**EXERCISE GOAL:** Each line in the entries below that holds the string "axis" is to be listed.

**LISTED RECORDS:**
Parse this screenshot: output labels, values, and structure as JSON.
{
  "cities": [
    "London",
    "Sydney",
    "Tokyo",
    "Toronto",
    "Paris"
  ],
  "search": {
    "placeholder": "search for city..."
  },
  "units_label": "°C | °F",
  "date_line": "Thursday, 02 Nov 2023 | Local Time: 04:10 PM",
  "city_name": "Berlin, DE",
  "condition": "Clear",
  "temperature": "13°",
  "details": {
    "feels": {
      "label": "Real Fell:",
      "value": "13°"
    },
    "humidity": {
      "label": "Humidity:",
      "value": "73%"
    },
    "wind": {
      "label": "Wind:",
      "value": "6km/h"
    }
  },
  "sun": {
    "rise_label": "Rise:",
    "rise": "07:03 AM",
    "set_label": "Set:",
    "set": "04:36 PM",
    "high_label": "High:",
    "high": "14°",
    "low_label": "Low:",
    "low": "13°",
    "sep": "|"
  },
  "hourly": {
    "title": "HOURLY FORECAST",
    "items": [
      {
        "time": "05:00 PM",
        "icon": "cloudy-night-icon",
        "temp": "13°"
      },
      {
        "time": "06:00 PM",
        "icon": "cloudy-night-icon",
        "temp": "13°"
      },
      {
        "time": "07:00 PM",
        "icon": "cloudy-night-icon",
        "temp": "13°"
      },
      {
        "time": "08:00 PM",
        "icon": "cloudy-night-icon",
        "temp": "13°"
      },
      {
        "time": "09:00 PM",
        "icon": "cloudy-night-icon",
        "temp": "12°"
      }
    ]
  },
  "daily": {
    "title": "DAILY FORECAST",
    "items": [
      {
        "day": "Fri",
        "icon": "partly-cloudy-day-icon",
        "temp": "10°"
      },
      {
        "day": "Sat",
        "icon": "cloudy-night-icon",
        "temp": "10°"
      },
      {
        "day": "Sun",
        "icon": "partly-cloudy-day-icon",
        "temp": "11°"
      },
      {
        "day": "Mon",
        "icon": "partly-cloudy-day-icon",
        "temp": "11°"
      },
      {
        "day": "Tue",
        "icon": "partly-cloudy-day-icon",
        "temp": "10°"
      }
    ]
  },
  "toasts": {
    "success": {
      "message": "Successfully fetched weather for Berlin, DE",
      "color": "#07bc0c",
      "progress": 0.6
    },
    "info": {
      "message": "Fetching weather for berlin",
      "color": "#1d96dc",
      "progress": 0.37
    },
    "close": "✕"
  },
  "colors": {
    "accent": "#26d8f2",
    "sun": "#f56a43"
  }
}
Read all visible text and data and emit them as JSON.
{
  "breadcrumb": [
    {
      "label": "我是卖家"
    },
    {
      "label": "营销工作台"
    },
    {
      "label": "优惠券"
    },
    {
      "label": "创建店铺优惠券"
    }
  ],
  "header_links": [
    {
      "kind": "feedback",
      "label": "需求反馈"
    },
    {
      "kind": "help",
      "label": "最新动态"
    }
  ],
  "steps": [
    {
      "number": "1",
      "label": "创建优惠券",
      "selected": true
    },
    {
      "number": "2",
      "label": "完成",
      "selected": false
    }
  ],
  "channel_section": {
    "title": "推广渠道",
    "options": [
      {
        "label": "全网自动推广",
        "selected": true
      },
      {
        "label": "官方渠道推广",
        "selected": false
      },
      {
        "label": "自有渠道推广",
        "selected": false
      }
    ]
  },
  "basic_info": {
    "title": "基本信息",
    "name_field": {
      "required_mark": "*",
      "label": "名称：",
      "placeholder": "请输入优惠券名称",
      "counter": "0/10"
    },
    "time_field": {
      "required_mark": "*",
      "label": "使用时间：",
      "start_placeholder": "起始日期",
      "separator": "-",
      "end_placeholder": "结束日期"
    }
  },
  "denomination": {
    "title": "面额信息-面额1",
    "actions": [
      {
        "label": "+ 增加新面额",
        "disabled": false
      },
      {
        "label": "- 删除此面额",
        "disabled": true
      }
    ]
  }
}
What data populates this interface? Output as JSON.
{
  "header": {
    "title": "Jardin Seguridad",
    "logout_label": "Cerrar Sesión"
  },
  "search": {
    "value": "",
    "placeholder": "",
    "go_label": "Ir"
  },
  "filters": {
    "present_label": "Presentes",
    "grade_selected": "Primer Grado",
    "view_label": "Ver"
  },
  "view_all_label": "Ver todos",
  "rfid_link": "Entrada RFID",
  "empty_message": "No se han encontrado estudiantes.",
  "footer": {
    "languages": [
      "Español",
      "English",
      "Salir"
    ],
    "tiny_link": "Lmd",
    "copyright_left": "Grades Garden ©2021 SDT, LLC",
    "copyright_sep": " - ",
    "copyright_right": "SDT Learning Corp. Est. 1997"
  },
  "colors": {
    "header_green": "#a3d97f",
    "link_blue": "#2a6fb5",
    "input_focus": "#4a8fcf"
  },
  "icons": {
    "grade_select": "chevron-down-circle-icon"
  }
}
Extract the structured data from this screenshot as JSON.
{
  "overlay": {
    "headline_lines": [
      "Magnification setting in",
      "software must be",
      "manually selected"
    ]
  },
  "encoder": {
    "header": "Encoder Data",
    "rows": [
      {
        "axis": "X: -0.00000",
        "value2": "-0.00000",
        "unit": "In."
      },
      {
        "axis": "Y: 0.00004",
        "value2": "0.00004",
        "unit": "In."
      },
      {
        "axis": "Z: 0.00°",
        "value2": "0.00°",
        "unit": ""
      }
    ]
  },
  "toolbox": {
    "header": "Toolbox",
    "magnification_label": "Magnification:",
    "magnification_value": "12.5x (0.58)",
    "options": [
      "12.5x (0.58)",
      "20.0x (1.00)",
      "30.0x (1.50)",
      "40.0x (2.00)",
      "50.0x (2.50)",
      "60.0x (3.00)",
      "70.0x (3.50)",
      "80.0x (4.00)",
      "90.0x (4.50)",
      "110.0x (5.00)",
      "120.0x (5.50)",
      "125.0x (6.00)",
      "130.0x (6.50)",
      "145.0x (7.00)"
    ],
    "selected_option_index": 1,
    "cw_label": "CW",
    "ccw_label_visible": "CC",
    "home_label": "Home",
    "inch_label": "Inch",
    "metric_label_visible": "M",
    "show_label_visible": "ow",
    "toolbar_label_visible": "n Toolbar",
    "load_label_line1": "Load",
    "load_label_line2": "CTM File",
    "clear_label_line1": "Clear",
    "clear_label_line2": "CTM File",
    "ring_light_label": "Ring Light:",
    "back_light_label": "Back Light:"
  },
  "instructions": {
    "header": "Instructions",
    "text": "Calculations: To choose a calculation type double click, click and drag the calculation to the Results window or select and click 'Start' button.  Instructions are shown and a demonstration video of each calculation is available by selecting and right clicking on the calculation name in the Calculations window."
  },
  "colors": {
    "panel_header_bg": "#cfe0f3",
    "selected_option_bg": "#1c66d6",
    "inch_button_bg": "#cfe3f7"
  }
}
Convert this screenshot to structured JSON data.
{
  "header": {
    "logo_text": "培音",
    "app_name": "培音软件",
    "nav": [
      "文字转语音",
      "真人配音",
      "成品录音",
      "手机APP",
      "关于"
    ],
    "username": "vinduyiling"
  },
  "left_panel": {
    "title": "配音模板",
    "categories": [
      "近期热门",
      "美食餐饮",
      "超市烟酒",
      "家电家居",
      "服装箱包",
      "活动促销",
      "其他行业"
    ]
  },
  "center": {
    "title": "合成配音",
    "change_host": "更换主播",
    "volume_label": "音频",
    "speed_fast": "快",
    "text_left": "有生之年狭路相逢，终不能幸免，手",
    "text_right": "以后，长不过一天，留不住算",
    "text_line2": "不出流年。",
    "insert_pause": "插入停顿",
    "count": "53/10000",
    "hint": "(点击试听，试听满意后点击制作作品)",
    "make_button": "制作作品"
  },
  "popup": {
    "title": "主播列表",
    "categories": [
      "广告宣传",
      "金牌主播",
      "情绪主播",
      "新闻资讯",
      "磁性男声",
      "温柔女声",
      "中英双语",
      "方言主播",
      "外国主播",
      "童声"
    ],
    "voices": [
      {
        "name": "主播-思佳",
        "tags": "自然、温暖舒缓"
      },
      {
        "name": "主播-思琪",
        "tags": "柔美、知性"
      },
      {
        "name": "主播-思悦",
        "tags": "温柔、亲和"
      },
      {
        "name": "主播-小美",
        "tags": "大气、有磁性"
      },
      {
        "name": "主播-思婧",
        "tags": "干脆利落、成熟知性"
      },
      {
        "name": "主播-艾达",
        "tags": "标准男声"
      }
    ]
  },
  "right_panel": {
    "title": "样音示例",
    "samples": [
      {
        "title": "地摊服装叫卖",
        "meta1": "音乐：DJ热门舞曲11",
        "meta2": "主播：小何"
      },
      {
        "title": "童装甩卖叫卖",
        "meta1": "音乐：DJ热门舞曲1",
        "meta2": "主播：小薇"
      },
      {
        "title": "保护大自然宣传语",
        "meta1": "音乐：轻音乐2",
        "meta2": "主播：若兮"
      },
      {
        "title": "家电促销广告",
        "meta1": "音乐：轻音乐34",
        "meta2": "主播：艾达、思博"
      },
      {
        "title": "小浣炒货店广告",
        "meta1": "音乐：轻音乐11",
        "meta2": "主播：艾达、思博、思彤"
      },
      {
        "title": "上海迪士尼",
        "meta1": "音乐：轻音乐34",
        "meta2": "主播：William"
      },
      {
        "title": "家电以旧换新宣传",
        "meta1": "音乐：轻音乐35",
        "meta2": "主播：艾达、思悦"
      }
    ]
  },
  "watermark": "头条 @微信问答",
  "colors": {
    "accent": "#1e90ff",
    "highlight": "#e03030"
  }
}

**EXERCISE ANSWER:**
        "axis": "X: -0.00000",
        "axis": "Y: 0.00004",
        "axis": "Z: 0.00°",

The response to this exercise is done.